**DATA RECORDS**
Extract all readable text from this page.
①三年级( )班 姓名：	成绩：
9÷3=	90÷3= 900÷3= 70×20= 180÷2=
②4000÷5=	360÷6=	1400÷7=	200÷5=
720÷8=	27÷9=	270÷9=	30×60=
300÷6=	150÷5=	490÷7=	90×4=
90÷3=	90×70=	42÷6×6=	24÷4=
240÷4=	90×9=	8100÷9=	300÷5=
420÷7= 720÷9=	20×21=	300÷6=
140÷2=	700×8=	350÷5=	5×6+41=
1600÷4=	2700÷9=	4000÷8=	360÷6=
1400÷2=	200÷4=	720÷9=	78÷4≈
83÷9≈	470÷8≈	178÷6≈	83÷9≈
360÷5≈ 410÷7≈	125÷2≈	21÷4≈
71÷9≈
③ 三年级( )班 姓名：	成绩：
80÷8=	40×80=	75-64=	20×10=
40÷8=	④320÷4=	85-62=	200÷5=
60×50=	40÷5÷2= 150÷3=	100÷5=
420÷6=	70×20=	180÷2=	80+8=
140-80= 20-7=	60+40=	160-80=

**WORK TO BE COMPLETED**
Write down all the entries again without a single difference.

**EXPECTED OUTPUT**
Extract all readable text from this page.
①三年级( )班 姓名：	成绩：
9÷3=	90÷3= 900÷3= 70×20= 180÷2=
②4000÷5=	360÷6=	1400÷7=	200÷5=
720÷8=	27÷9=	270÷9=	30×60=
300÷6=	150÷5=	490÷7=	90×4=
90÷3=	90×70=	42÷6×6=	24÷4=
240÷4=	90×9=	8100÷9=	300÷5=
420÷7= 720÷9=	20×21=	300÷6=
140÷2=	700×8=	350÷5=	5×6+41=
1600÷4=	2700÷9=	4000÷8=	360÷6=
1400÷2=	200÷4=	720÷9=	78÷4≈
83÷9≈	470÷8≈	178÷6≈	83÷9≈
360÷5≈ 410÷7≈	125÷2≈	21÷4≈
71÷9≈
③ 三年级( )班 姓名：	成绩：
80÷8=	40×80=	75-64=	20×10=
40÷8=	④320÷4=	85-62=	200÷5=
60×50=	40÷5÷2= 150÷3=	100÷5=
420÷6=	70×20=	180÷2=	80+8=
140-80= 20-7=	60+40=	160-80=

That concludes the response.